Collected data
^^^^^^^^

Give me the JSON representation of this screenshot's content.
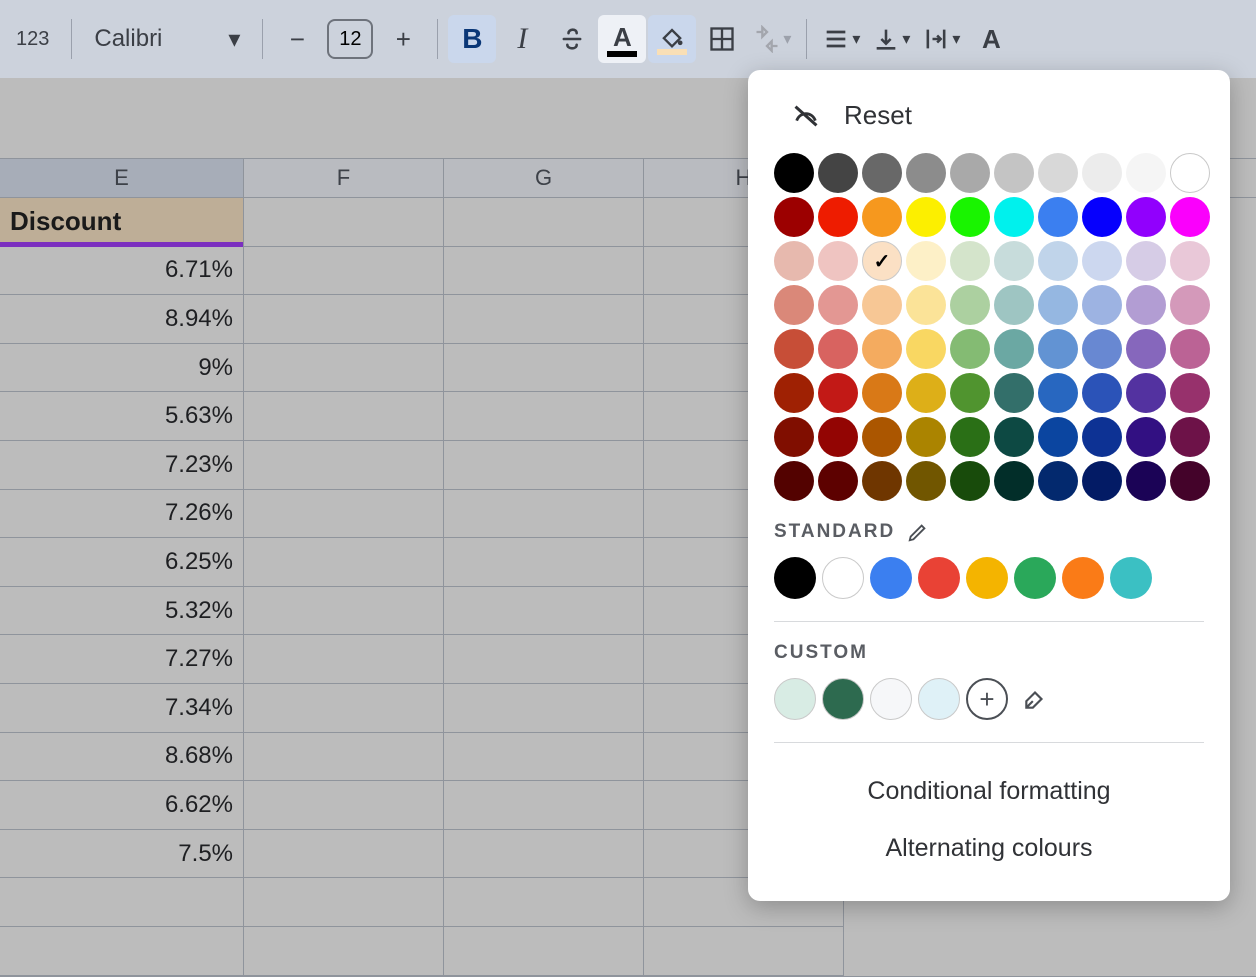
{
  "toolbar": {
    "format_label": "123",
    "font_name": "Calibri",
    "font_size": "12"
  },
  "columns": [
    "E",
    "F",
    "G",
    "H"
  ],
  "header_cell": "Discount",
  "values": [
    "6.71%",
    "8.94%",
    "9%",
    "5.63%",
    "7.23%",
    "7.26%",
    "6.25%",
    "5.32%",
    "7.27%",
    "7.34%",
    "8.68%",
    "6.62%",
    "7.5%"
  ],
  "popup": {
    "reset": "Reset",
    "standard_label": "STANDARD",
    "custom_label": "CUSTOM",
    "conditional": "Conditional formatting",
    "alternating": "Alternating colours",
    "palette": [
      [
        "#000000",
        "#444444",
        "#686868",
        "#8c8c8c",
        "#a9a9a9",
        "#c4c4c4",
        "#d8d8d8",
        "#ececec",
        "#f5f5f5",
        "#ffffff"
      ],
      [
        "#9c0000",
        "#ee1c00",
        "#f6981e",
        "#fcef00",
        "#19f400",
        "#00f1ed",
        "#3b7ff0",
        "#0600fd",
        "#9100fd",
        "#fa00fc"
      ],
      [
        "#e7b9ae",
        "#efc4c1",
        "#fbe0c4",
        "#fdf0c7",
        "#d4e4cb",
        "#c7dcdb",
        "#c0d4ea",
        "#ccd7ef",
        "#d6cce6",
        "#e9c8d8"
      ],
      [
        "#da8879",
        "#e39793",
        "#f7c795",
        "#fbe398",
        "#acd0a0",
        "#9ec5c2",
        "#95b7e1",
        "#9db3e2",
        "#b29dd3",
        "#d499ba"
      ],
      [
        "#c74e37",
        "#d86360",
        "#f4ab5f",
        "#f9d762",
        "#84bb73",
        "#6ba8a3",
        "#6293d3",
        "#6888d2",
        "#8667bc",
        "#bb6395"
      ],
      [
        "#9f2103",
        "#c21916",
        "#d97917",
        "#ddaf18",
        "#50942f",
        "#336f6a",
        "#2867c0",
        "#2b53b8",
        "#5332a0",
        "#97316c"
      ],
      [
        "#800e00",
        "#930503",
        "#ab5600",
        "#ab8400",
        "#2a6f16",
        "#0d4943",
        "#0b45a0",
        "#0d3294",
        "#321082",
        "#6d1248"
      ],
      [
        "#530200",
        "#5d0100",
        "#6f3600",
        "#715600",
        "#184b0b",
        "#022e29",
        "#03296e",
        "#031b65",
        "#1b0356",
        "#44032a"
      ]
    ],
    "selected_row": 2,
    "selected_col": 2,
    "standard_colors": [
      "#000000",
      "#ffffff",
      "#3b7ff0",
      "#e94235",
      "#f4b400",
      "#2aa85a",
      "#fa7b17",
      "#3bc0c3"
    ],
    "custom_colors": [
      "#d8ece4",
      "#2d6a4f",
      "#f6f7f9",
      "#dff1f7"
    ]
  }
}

^^^^^^^^

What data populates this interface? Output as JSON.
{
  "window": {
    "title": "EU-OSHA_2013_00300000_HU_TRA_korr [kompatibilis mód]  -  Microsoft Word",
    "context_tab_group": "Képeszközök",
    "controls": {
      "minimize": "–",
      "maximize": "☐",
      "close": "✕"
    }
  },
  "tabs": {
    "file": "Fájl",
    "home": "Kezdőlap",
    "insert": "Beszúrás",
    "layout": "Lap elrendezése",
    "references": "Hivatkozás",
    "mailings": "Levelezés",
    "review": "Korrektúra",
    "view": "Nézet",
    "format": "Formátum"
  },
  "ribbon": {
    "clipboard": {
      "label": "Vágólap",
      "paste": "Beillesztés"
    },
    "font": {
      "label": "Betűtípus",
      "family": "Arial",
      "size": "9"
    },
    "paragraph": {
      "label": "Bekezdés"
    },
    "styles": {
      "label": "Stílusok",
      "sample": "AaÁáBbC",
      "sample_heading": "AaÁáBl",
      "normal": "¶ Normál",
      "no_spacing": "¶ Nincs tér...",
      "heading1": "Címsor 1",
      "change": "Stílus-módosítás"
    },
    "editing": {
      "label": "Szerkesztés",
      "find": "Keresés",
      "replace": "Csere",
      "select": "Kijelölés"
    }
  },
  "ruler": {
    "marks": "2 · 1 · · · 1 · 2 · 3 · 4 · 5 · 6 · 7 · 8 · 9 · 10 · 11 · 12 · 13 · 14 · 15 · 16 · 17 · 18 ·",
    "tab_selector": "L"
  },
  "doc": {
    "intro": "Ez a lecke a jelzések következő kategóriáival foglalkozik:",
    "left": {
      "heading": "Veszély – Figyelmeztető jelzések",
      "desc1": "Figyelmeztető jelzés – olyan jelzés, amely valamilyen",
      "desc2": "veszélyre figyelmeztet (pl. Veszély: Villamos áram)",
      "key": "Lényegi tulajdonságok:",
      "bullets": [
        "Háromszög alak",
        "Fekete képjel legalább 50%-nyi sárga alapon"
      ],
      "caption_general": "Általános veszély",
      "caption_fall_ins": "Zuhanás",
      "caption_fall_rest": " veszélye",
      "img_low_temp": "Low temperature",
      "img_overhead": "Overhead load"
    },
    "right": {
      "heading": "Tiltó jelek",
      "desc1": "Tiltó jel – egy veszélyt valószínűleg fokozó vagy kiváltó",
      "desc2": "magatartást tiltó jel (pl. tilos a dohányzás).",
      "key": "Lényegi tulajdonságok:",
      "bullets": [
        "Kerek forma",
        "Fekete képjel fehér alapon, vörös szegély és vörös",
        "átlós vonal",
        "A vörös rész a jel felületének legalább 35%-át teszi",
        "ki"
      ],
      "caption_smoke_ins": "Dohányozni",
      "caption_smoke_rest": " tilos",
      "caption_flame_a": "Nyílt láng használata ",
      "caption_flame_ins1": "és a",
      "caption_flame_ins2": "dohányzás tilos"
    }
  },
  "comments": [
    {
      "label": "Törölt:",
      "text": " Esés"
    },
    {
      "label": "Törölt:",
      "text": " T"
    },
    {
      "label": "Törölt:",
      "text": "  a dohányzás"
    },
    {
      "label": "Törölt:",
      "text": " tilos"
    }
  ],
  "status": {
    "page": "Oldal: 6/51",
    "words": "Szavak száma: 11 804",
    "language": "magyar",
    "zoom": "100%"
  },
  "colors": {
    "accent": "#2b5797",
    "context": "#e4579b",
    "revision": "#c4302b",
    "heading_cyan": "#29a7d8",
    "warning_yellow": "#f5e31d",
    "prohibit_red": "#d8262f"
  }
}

^^^^^^^^

* Directions: Only the number is wanted: how many lines in the entries above contain the string "legalább"?

* Answer below: 2